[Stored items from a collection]
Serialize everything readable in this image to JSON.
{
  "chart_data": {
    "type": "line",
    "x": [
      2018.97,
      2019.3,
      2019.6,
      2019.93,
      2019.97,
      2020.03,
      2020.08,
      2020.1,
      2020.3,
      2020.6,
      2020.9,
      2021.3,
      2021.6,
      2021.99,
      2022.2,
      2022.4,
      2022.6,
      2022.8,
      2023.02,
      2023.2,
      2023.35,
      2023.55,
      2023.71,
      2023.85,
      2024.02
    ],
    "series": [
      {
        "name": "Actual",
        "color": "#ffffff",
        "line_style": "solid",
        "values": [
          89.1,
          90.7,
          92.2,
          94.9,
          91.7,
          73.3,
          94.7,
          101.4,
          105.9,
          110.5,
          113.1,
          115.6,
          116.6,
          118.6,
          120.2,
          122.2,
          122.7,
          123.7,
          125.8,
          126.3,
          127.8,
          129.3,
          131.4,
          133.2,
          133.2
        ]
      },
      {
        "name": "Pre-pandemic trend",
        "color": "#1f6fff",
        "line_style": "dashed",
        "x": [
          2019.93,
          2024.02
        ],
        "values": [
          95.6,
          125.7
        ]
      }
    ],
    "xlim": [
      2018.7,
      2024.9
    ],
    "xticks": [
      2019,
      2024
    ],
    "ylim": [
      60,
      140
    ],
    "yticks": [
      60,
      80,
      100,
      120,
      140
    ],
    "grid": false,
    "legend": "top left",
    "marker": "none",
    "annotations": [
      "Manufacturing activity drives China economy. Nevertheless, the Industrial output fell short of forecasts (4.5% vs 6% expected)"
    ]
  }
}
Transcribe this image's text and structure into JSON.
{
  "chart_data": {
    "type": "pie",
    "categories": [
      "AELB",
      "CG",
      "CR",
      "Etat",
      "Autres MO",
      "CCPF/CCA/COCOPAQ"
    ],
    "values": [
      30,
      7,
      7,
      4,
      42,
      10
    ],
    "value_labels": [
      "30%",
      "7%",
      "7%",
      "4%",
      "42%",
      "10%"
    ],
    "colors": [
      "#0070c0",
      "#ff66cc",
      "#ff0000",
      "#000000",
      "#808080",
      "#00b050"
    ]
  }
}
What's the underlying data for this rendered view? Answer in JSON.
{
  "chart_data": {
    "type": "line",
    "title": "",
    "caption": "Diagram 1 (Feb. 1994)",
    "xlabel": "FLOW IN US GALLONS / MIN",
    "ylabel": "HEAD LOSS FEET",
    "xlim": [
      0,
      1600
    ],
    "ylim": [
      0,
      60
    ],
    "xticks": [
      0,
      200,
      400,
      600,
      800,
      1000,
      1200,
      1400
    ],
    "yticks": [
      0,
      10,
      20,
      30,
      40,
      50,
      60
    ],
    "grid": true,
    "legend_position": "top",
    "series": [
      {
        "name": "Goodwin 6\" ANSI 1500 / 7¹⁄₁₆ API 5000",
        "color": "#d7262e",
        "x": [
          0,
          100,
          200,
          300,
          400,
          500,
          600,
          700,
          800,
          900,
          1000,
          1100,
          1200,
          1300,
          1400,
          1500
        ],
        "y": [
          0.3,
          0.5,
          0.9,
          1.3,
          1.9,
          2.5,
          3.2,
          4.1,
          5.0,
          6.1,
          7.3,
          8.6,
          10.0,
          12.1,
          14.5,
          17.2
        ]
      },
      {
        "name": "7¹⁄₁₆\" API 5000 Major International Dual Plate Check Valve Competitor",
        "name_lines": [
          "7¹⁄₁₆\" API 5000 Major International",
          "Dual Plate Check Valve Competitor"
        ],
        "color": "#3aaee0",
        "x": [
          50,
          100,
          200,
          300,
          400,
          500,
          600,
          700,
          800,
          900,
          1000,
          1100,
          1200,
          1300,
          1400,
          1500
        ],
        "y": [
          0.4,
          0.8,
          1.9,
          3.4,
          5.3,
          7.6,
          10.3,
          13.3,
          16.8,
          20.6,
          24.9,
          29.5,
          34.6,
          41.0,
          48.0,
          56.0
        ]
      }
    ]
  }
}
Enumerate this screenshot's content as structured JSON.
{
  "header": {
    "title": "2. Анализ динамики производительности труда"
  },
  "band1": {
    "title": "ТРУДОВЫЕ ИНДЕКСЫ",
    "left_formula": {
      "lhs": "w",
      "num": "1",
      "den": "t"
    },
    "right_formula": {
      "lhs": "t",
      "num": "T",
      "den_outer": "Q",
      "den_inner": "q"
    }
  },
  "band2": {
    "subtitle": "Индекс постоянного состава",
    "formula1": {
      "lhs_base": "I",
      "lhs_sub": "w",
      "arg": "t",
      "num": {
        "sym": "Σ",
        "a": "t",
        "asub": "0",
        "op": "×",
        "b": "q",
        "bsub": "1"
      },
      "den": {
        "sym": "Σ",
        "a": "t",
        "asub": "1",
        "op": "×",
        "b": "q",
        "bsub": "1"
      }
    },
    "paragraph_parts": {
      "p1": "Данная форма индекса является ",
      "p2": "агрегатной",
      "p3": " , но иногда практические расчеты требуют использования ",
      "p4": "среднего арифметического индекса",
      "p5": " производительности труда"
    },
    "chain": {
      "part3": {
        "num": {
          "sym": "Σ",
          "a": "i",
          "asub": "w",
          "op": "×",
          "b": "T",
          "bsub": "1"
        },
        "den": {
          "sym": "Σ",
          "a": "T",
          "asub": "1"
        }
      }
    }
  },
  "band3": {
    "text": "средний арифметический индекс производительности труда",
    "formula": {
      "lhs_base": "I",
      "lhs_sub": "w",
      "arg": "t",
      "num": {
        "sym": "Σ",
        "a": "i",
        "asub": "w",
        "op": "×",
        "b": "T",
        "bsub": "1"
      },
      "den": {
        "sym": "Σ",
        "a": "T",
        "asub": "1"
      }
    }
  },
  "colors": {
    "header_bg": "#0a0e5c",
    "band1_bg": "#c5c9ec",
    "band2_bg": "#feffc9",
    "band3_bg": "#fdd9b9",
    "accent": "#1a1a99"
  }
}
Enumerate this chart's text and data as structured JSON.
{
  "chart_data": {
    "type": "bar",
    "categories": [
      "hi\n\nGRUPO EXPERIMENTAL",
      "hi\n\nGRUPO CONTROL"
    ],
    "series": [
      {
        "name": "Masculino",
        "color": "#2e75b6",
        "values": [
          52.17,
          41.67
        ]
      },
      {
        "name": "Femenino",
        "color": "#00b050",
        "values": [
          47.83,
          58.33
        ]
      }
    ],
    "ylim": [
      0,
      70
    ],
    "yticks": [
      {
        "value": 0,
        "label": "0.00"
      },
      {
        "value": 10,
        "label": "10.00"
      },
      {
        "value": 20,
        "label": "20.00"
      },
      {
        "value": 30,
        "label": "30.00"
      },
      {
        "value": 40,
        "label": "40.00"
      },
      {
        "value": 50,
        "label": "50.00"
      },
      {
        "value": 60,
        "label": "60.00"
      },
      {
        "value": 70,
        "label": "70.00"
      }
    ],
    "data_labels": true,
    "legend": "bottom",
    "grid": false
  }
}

- [What is expected] Repeat all the records. Match each line exactly.

- [Solution to this task]
Serialize everything readable in this image to JSON.
{
  "chart_data": {
    "type": "line",
    "x": [
      2018.97,
      2019.3,
      2019.6,
      2019.93,
      2019.97,
      2020.03,
      2020.08,
      2020.1,
      2020.3,
      2020.6,
      2020.9,
      2021.3,
      2021.6,
      2021.99,
      2022.2,
      2022.4,
      2022.6,
      2022.8,
      2023.02,
      2023.2,
      2023.35,
      2023.55,
      2023.71,
      2023.85,
      2024.02
    ],
    "series": [
      {
        "name": "Actual",
        "color": "#ffffff",
        "line_style": "solid",
        "values": [
          89.1,
          90.7,
          92.2,
          94.9,
          91.7,
          73.3,
          94.7,
          101.4,
          105.9,
          110.5,
          113.1,
          115.6,
          116.6,
          118.6,
          120.2,
          122.2,
          122.7,
          123.7,
          125.8,
          126.3,
          127.8,
          129.3,
          131.4,
          133.2,
          133.2
        ]
      },
      {
        "name": "Pre-pandemic trend",
        "color": "#1f6fff",
        "line_style": "dashed",
        "x": [
          2019.93,
          2024.02
        ],
        "values": [
          95.6,
          125.7
        ]
      }
    ],
    "xlim": [
      2018.7,
      2024.9
    ],
    "xticks": [
      2019,
      2024
    ],
    "ylim": [
      60,
      140
    ],
    "yticks": [
      60,
      80,
      100,
      120,
      140
    ],
    "grid": false,
    "legend": "top left",
    "marker": "none",
    "annotations": [
      "Manufacturing activity drives China economy. Nevertheless, the Industrial output fell short of forecasts (4.5% vs 6% expected)"
    ]
  }
}
Transcribe this image's text and structure into JSON.
{
  "chart_data": {
    "type": "pie",
    "categories": [
      "AELB",
      "CG",
      "CR",
      "Etat",
      "Autres MO",
      "CCPF/CCA/COCOPAQ"
    ],
    "values": [
      30,
      7,
      7,
      4,
      42,
      10
    ],
    "value_labels": [
      "30%",
      "7%",
      "7%",
      "4%",
      "42%",
      "10%"
    ],
    "colors": [
      "#0070c0",
      "#ff66cc",
      "#ff0000",
      "#000000",
      "#808080",
      "#00b050"
    ]
  }
}
What's the underlying data for this rendered view? Answer in JSON.
{
  "chart_data": {
    "type": "line",
    "title": "",
    "caption": "Diagram 1 (Feb. 1994)",
    "xlabel": "FLOW IN US GALLONS / MIN",
    "ylabel": "HEAD LOSS FEET",
    "xlim": [
      0,
      1600
    ],
    "ylim": [
      0,
      60
    ],
    "xticks": [
      0,
      200,
      400,
      600,
      800,
      1000,
      1200,
      1400
    ],
    "yticks": [
      0,
      10,
      20,
      30,
      40,
      50,
      60
    ],
    "grid": true,
    "legend_position": "top",
    "series": [
      {
        "name": "Goodwin 6\" ANSI 1500 / 7¹⁄₁₆ API 5000",
        "color": "#d7262e",
        "x": [
          0,
          100,
          200,
          300,
          400,
          500,
          600,
          700,
          800,
          900,
          1000,
          1100,
          1200,
          1300,
          1400,
          1500
        ],
        "y": [
          0.3,
          0.5,
          0.9,
          1.3,
          1.9,
          2.5,
          3.2,
          4.1,
          5.0,
          6.1,
          7.3,
          8.6,
          10.0,
          12.1,
          14.5,
          17.2
        ]
      },
      {
        "name": "7¹⁄₁₆\" API 5000 Major International Dual Plate Check Valve Competitor",
        "name_lines": [
          "7¹⁄₁₆\" API 5000 Major International",
          "Dual Plate Check Valve Competitor"
        ],
        "color": "#3aaee0",
        "x": [
          50,
          100,
          200,
          300,
          400,
          500,
          600,
          700,
          800,
          900,
          1000,
          1100,
          1200,
          1300,
          1400,
          1500
        ],
        "y": [
          0.4,
          0.8,
          1.9,
          3.4,
          5.3,
          7.6,
          10.3,
          13.3,
          16.8,
          20.6,
          24.9,
          29.5,
          34.6,
          41.0,
          48.0,
          56.0
        ]
      }
    ]
  }
}
Enumerate this screenshot's content as structured JSON.
{
  "header": {
    "title": "2. Анализ динамики производительности труда"
  },
  "band1": {
    "title": "ТРУДОВЫЕ ИНДЕКСЫ",
    "left_formula": {
      "lhs": "w",
      "num": "1",
      "den": "t"
    },
    "right_formula": {
      "lhs": "t",
      "num": "T",
      "den_outer": "Q",
      "den_inner": "q"
    }
  },
  "band2": {
    "subtitle": "Индекс постоянного состава",
    "formula1": {
      "lhs_base": "I",
      "lhs_sub": "w",
      "arg": "t",
      "num": {
        "sym": "Σ",
        "a": "t",
        "asub": "0",
        "op": "×",
        "b": "q",
        "bsub": "1"
      },
      "den": {
        "sym": "Σ",
        "a": "t",
        "asub": "1",
        "op": "×",
        "b": "q",
        "bsub": "1"
      }
    },
    "paragraph_parts": {
      "p1": "Данная форма индекса является ",
      "p2": "агрегатной",
      "p3": " , но иногда практические расчеты требуют использования ",
      "p4": "среднего арифметического индекса",
      "p5": " производительности труда"
    },
    "chain": {
      "part3": {
        "num": {
          "sym": "Σ",
          "a": "i",
          "asub": "w",
          "op": "×",
          "b": "T",
          "bsub": "1"
        },
        "den": {
          "sym": "Σ",
          "a": "T",
          "asub": "1"
        }
      }
    }
  },
  "band3": {
    "text": "средний арифметический индекс производительности труда",
    "formula": {
      "lhs_base": "I",
      "lhs_sub": "w",
      "arg": "t",
      "num": {
        "sym": "Σ",
        "a": "i",
        "asub": "w",
        "op": "×",
        "b": "T",
        "bsub": "1"
      },
      "den": {
        "sym": "Σ",
        "a": "T",
        "asub": "1"
      }
    }
  },
  "colors": {
    "header_bg": "#0a0e5c",
    "band1_bg": "#c5c9ec",
    "band2_bg": "#feffc9",
    "band3_bg": "#fdd9b9",
    "accent": "#1a1a99"
  }
}
Enumerate this chart's text and data as structured JSON.
{
  "chart_data": {
    "type": "bar",
    "categories": [
      "hi\n\nGRUPO EXPERIMENTAL",
      "hi\n\nGRUPO CONTROL"
    ],
    "series": [
      {
        "name": "Masculino",
        "color": "#2e75b6",
        "values": [
          52.17,
          41.67
        ]
      },
      {
        "name": "Femenino",
        "color": "#00b050",
        "values": [
          47.83,
          58.33
        ]
      }
    ],
    "ylim": [
      0,
      70
    ],
    "yticks": [
      {
        "value": 0,
        "label": "0.00"
      },
      {
        "value": 10,
        "label": "10.00"
      },
      {
        "value": 20,
        "label": "20.00"
      },
      {
        "value": 30,
        "label": "30.00"
      },
      {
        "value": 40,
        "label": "40.00"
      },
      {
        "value": 50,
        "label": "50.00"
      },
      {
        "value": 60,
        "label": "60.00"
      },
      {
        "value": 70,
        "label": "70.00"
      }
    ],
    "data_labels": true,
    "legend": "bottom",
    "grid": false
  }
}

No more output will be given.